[begin DATA TO PROCESS]

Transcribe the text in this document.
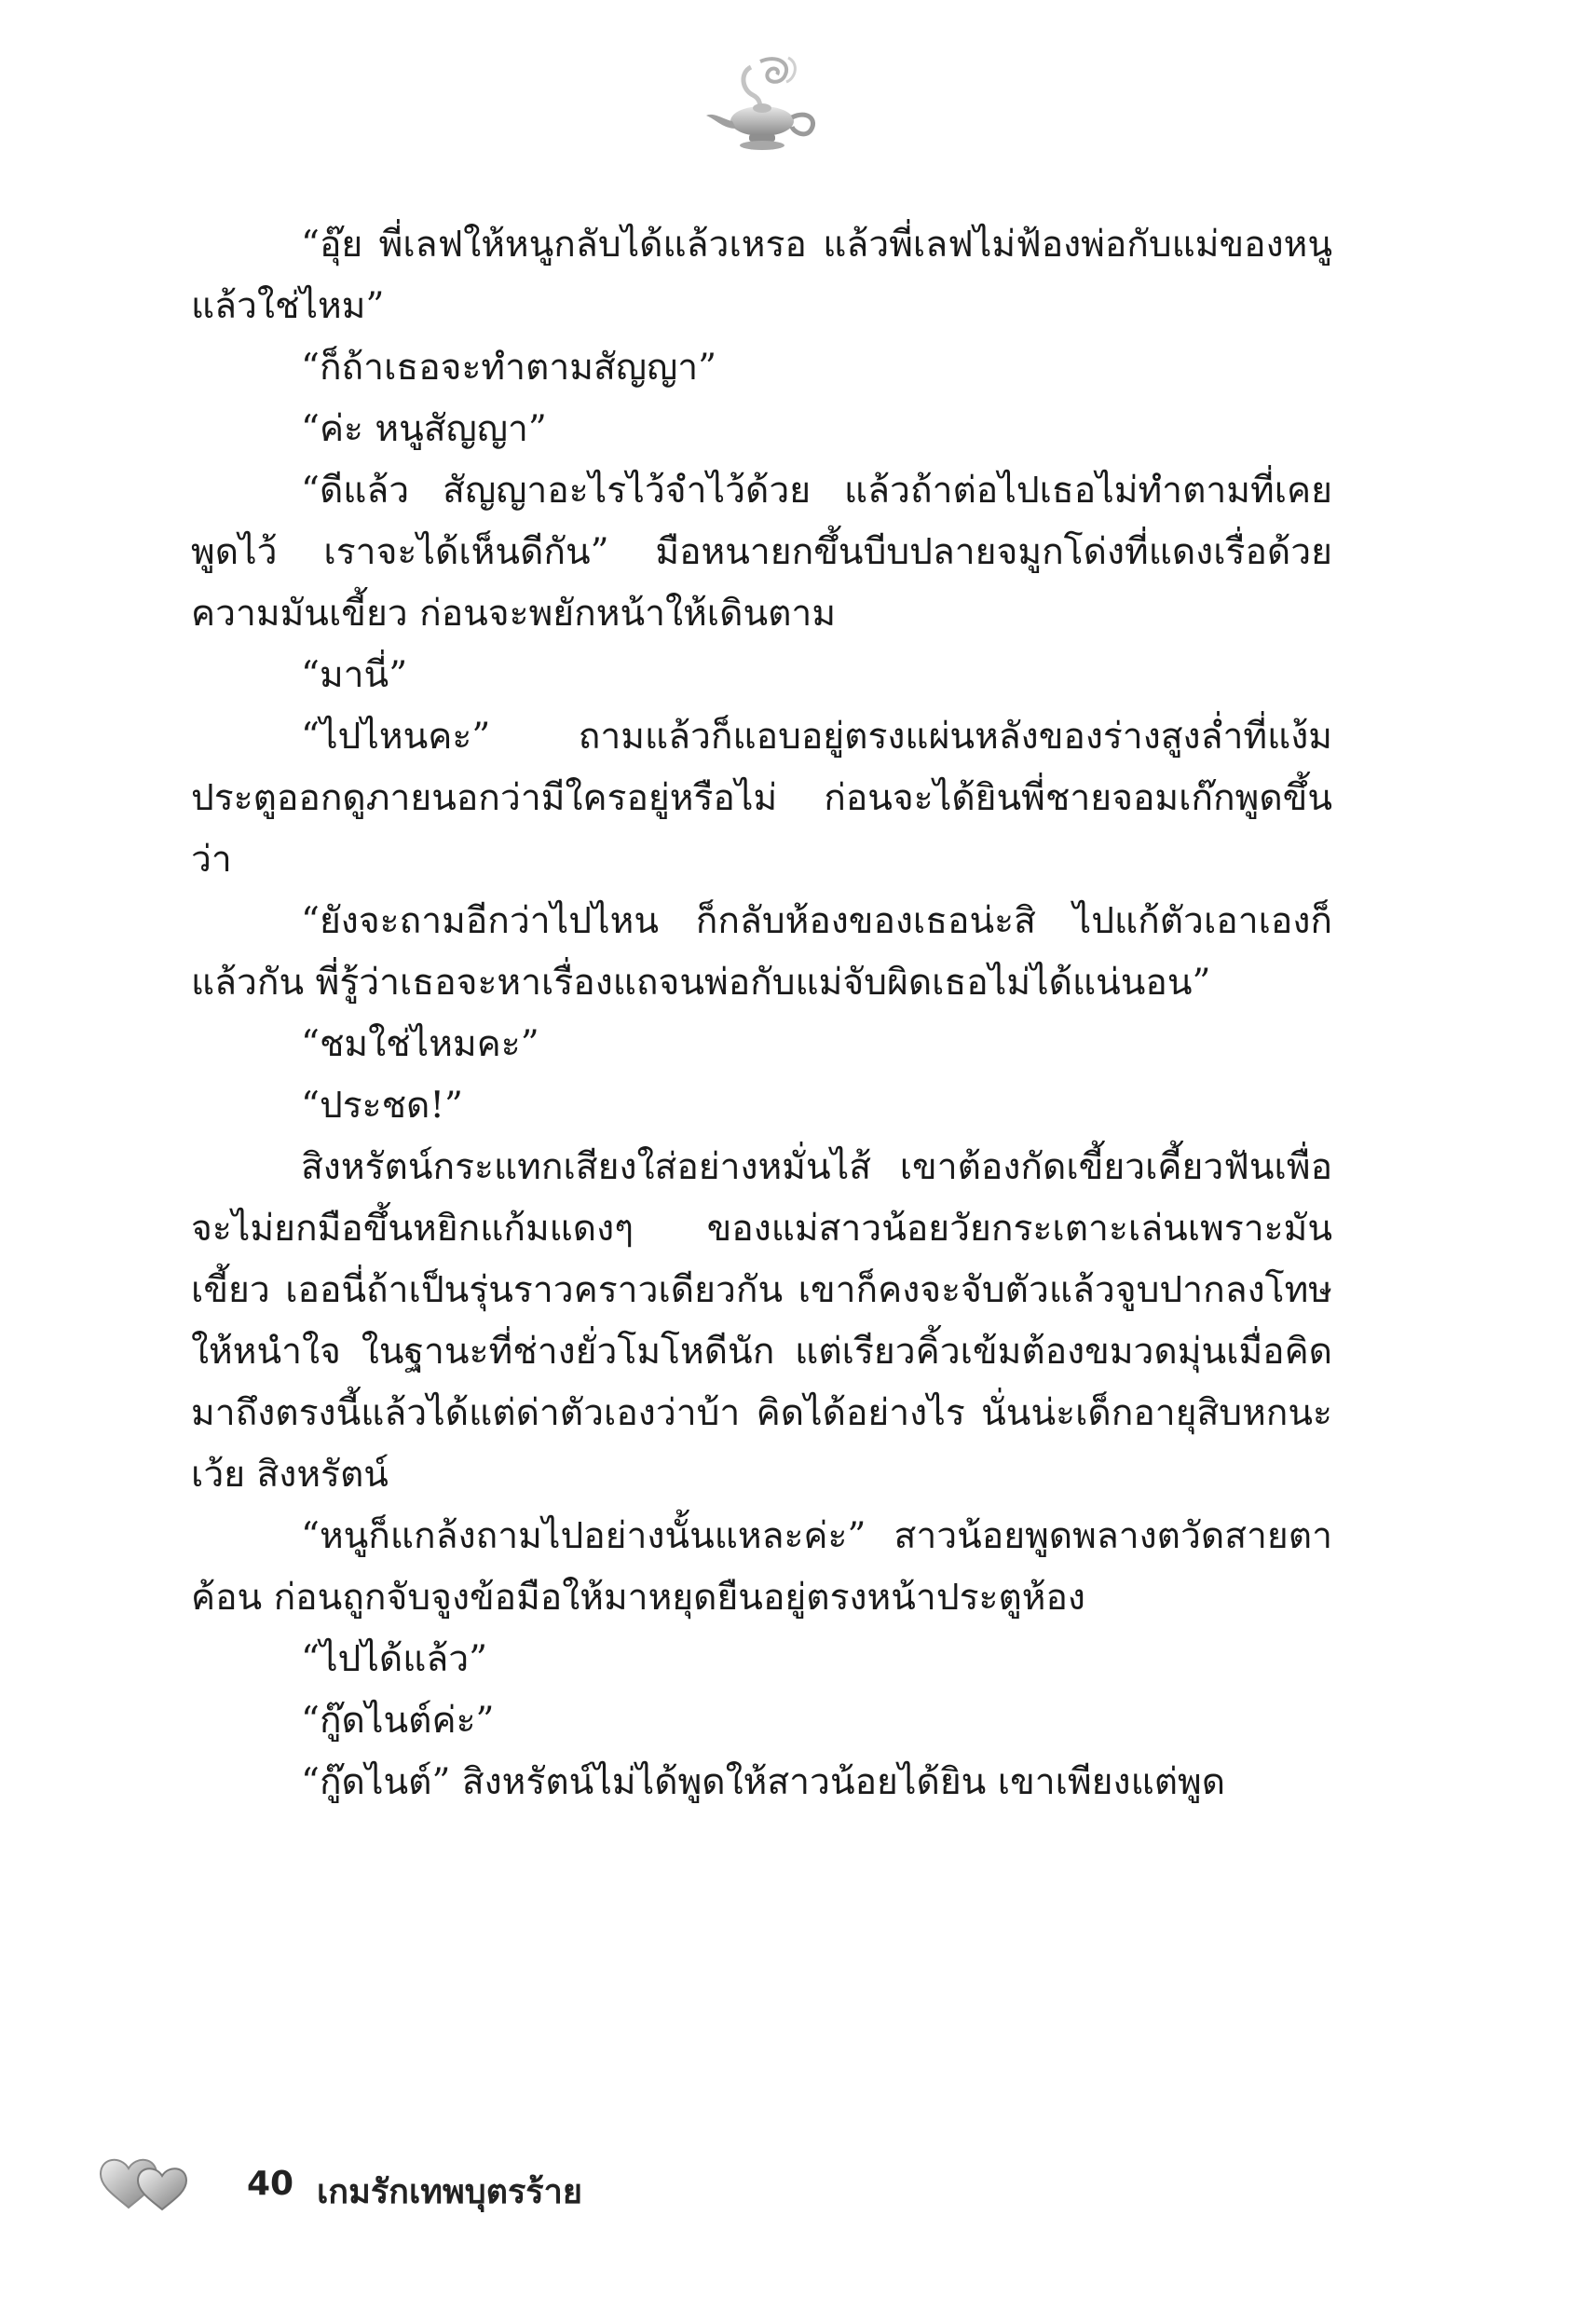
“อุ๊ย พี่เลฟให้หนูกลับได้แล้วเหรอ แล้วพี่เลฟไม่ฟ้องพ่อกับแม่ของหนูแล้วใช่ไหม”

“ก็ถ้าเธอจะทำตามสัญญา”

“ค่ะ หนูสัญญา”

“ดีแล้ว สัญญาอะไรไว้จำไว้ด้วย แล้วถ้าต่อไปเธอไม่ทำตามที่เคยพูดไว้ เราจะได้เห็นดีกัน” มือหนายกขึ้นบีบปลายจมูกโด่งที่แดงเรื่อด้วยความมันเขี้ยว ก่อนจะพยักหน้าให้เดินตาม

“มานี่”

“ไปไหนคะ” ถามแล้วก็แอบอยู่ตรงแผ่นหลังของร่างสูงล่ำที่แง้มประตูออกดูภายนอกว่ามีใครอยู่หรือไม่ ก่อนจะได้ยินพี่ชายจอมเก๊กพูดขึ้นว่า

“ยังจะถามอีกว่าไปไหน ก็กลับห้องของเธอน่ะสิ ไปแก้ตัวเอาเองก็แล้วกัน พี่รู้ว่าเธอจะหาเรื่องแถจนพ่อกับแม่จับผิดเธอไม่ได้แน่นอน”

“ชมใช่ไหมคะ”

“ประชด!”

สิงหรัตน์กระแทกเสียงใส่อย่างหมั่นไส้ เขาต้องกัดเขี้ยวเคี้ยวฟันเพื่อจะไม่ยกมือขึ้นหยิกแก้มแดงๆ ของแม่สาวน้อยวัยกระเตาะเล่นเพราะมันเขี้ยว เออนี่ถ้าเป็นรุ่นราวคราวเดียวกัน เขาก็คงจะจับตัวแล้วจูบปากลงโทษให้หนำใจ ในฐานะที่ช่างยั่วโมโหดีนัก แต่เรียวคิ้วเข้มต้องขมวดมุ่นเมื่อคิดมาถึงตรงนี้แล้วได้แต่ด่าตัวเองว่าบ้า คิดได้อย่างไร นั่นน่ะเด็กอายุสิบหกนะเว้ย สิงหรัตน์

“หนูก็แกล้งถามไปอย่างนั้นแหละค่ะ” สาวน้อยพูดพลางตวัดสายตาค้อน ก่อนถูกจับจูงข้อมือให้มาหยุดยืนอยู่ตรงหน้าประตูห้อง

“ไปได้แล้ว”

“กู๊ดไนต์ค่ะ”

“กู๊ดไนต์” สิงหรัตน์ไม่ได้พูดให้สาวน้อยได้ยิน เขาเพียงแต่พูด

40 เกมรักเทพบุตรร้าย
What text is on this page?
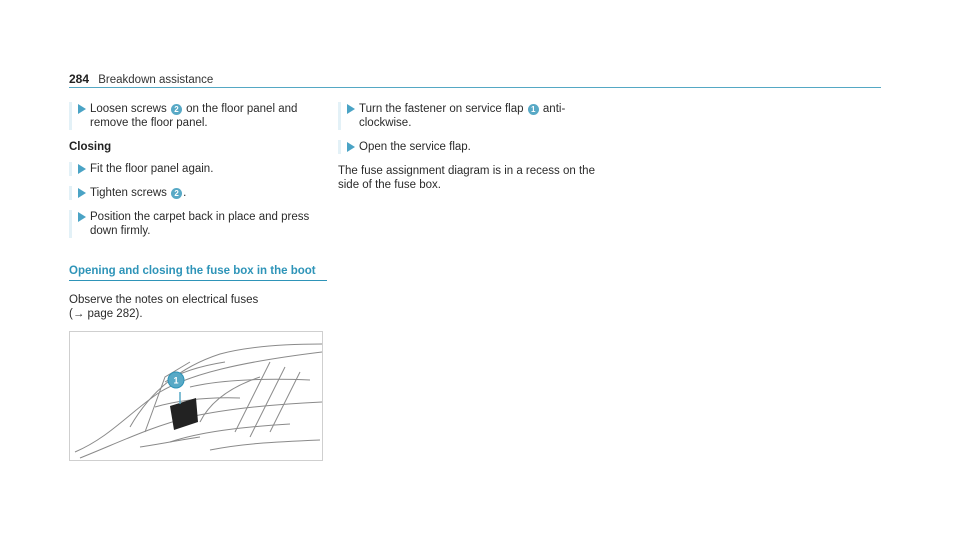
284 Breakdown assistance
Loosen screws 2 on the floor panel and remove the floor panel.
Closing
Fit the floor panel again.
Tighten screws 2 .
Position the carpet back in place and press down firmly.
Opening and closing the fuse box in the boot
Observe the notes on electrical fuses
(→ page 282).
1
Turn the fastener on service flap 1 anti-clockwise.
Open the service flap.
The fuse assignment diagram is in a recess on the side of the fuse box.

[end DATA TO PROCESS]

### [SET TASK]
Go through the entries above and output them exactly, without pictures.

### [REPLY]
Transcribe the text in this document.
“อุ๊ย พี่เลฟให้หนูกลับได้แล้วเหรอ แล้วพี่เลฟไม่ฟ้องพ่อกับแม่ของหนูแล้วใช่ไหม”

“ก็ถ้าเธอจะทำตามสัญญา”

“ค่ะ หนูสัญญา”

“ดีแล้ว สัญญาอะไรไว้จำไว้ด้วย แล้วถ้าต่อไปเธอไม่ทำตามที่เคยพูดไว้ เราจะได้เห็นดีกัน” มือหนายกขึ้นบีบปลายจมูกโด่งที่แดงเรื่อด้วยความมันเขี้ยว ก่อนจะพยักหน้าให้เดินตาม

“มานี่”

“ไปไหนคะ” ถามแล้วก็แอบอยู่ตรงแผ่นหลังของร่างสูงล่ำที่แง้มประตูออกดูภายนอกว่ามีใครอยู่หรือไม่ ก่อนจะได้ยินพี่ชายจอมเก๊กพูดขึ้นว่า

“ยังจะถามอีกว่าไปไหน ก็กลับห้องของเธอน่ะสิ ไปแก้ตัวเอาเองก็แล้วกัน พี่รู้ว่าเธอจะหาเรื่องแถจนพ่อกับแม่จับผิดเธอไม่ได้แน่นอน”

“ชมใช่ไหมคะ”

“ประชด!”

สิงหรัตน์กระแทกเสียงใส่อย่างหมั่นไส้ เขาต้องกัดเขี้ยวเคี้ยวฟันเพื่อจะไม่ยกมือขึ้นหยิกแก้มแดงๆ ของแม่สาวน้อยวัยกระเตาะเล่นเพราะมันเขี้ยว เออนี่ถ้าเป็นรุ่นราวคราวเดียวกัน เขาก็คงจะจับตัวแล้วจูบปากลงโทษให้หนำใจ ในฐานะที่ช่างยั่วโมโหดีนัก แต่เรียวคิ้วเข้มต้องขมวดมุ่นเมื่อคิดมาถึงตรงนี้แล้วได้แต่ด่าตัวเองว่าบ้า คิดได้อย่างไร นั่นน่ะเด็กอายุสิบหกนะเว้ย สิงหรัตน์

“หนูก็แกล้งถามไปอย่างนั้นแหละค่ะ” สาวน้อยพูดพลางตวัดสายตาค้อน ก่อนถูกจับจูงข้อมือให้มาหยุดยืนอยู่ตรงหน้าประตูห้อง

“ไปได้แล้ว”

“กู๊ดไนต์ค่ะ”

“กู๊ดไนต์” สิงหรัตน์ไม่ได้พูดให้สาวน้อยได้ยิน เขาเพียงแต่พูด

40 เกมรักเทพบุตรร้าย
What text is on this page?
284 Breakdown assistance
Loosen screws 2 on the floor panel and remove the floor panel.
Closing
Fit the floor panel again.
Tighten screws 2 .
Position the carpet back in place and press down firmly.
Opening and closing the fuse box in the boot
Observe the notes on electrical fuses
(→ page 282).
1
Turn the fastener on service flap 1 anti-clockwise.
Open the service flap.
The fuse assignment diagram is in a recess on the side of the fuse box.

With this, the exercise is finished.